▶ Request: Lines that contain the string "text" are to be copied; leave out all others.

▶ Task inputs:

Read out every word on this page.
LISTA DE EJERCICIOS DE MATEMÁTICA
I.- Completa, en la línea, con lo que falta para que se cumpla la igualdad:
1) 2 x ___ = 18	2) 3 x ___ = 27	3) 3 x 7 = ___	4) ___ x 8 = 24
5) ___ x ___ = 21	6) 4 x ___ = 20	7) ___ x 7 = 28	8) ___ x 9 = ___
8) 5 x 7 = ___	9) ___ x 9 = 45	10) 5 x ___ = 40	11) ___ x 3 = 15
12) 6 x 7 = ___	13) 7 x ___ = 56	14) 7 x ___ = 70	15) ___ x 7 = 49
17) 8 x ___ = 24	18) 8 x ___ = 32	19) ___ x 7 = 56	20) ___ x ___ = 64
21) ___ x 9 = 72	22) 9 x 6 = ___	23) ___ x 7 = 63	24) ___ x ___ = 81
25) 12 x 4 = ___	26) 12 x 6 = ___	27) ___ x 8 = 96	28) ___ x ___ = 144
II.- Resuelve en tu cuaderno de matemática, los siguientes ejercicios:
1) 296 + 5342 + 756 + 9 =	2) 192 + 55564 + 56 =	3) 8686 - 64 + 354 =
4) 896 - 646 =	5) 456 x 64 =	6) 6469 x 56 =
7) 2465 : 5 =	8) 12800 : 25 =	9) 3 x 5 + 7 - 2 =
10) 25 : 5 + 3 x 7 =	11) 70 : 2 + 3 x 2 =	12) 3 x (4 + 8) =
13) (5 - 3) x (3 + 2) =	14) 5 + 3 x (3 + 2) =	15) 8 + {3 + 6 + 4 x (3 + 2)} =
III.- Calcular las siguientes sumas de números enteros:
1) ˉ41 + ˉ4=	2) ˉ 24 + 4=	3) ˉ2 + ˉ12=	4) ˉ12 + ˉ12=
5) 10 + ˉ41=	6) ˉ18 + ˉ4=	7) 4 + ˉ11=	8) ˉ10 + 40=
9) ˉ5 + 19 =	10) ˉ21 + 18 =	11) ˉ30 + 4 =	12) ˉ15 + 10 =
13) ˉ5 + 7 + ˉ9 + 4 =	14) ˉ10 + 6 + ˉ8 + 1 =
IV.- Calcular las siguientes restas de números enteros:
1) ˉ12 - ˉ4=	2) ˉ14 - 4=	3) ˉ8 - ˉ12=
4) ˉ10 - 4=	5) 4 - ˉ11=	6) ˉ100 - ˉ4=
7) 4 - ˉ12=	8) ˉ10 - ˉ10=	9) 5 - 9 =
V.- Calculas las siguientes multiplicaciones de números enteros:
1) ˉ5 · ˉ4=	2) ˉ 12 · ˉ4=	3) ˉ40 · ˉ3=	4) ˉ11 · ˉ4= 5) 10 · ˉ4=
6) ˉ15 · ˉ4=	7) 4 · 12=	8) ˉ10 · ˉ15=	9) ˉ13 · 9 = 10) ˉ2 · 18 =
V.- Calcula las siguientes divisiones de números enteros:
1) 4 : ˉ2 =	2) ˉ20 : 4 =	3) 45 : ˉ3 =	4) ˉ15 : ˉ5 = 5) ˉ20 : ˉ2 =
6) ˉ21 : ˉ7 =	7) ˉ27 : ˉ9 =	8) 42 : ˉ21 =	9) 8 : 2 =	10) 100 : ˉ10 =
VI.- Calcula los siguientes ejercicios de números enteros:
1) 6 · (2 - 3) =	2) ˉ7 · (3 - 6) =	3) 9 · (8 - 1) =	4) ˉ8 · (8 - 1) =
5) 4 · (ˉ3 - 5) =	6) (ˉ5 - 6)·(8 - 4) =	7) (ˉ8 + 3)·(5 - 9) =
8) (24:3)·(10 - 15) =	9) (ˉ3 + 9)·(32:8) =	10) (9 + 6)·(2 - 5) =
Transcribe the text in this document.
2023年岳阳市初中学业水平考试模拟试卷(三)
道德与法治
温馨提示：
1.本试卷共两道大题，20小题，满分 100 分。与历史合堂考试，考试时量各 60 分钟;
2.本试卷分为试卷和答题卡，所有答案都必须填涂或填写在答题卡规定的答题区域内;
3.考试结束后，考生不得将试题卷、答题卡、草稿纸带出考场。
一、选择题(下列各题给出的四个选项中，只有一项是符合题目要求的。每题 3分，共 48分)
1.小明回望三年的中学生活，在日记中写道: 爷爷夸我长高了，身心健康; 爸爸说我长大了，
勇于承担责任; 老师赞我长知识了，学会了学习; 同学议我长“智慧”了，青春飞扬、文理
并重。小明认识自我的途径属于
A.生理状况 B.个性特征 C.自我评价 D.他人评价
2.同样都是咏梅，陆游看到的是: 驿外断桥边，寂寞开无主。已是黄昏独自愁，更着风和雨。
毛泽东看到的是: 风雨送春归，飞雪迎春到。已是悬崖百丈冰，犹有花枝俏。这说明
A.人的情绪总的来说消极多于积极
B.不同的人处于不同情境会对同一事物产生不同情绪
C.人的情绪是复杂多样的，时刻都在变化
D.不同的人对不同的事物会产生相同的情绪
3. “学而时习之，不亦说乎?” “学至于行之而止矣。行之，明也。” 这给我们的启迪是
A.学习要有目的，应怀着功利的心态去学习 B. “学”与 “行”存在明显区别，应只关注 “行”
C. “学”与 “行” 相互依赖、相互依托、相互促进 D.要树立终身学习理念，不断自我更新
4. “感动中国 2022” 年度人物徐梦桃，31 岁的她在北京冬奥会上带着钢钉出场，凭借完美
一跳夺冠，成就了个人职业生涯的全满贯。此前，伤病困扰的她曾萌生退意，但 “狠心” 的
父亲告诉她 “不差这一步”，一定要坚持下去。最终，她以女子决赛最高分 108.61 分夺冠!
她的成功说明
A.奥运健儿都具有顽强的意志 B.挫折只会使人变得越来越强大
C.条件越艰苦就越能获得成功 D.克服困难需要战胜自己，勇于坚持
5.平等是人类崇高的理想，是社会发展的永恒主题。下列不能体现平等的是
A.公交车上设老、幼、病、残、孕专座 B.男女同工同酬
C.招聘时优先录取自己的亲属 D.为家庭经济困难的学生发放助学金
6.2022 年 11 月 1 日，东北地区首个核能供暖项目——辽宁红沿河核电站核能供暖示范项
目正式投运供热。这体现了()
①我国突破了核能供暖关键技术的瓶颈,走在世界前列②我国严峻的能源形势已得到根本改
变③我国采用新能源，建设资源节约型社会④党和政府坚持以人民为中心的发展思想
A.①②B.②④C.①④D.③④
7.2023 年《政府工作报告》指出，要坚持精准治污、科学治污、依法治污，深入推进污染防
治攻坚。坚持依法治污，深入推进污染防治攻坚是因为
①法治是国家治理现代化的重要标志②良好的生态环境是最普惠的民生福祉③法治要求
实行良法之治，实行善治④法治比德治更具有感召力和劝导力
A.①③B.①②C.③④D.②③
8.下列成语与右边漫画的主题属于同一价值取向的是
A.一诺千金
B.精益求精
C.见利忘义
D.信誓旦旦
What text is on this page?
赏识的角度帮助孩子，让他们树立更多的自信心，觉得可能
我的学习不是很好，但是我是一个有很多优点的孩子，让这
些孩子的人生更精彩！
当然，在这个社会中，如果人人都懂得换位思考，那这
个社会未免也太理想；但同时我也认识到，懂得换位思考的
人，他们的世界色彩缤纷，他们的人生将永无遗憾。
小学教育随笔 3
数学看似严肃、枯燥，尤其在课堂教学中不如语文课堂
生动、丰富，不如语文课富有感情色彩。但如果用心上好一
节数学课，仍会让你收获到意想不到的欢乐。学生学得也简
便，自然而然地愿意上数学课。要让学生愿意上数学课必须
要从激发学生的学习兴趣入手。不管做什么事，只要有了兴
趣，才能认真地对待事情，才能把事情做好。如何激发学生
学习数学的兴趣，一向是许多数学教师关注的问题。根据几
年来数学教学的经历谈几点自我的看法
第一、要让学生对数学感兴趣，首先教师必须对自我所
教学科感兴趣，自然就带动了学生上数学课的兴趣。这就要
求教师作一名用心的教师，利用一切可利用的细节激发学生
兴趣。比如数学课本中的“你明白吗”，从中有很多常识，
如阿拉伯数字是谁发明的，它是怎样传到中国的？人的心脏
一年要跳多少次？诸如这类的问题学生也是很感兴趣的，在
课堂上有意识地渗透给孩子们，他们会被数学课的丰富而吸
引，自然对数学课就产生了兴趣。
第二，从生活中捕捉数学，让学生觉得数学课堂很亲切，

▶ Exercise response:
Transcribe the text in this document.
What text is on this page?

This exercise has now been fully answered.